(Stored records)
● ● ● ● ● ● ●
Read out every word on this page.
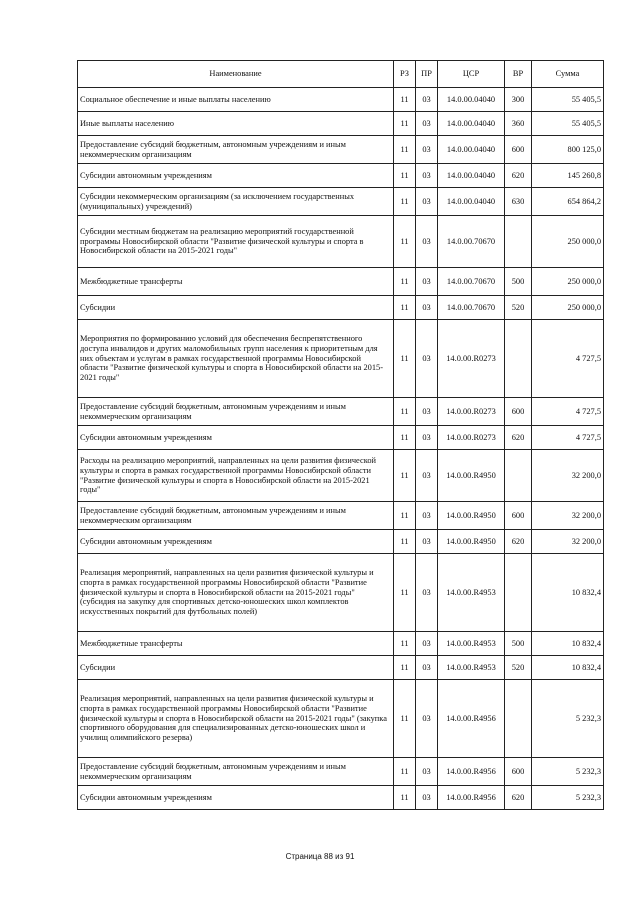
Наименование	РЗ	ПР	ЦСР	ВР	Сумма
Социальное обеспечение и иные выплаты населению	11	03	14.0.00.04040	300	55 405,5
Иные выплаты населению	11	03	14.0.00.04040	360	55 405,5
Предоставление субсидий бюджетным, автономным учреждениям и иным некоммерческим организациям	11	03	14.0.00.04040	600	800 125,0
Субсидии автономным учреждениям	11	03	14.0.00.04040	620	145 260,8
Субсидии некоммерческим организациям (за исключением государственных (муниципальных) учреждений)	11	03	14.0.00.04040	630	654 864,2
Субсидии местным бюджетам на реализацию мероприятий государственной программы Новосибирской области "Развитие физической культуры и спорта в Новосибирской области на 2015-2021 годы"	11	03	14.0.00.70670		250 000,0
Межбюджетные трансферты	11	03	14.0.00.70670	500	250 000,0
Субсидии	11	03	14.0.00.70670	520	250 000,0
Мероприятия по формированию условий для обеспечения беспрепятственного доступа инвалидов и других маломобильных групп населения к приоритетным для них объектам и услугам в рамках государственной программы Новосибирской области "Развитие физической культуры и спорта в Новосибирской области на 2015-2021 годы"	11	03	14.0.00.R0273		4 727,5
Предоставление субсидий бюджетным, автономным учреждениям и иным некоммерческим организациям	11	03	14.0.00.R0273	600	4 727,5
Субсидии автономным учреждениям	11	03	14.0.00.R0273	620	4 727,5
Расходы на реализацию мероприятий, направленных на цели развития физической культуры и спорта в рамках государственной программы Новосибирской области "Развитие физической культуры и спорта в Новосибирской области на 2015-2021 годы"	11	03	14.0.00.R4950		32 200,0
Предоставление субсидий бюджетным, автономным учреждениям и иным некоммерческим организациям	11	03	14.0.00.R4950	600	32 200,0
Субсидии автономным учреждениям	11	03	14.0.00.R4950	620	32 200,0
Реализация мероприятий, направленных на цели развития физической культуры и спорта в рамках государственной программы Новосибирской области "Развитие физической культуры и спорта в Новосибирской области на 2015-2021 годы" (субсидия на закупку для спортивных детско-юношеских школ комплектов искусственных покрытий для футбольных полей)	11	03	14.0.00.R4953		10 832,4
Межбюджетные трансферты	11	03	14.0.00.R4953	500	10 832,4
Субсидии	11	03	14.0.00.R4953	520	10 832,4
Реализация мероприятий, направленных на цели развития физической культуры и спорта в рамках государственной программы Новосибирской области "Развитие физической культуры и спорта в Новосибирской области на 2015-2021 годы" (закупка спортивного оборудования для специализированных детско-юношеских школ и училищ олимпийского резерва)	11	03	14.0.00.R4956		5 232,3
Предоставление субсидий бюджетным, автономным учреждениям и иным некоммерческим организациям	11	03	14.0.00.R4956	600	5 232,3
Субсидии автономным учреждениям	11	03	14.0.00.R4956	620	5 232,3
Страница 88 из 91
● ● ● ● ● ● ●
Only the number is wanted: how many lines of the data contain the word "некоммерческим"?

5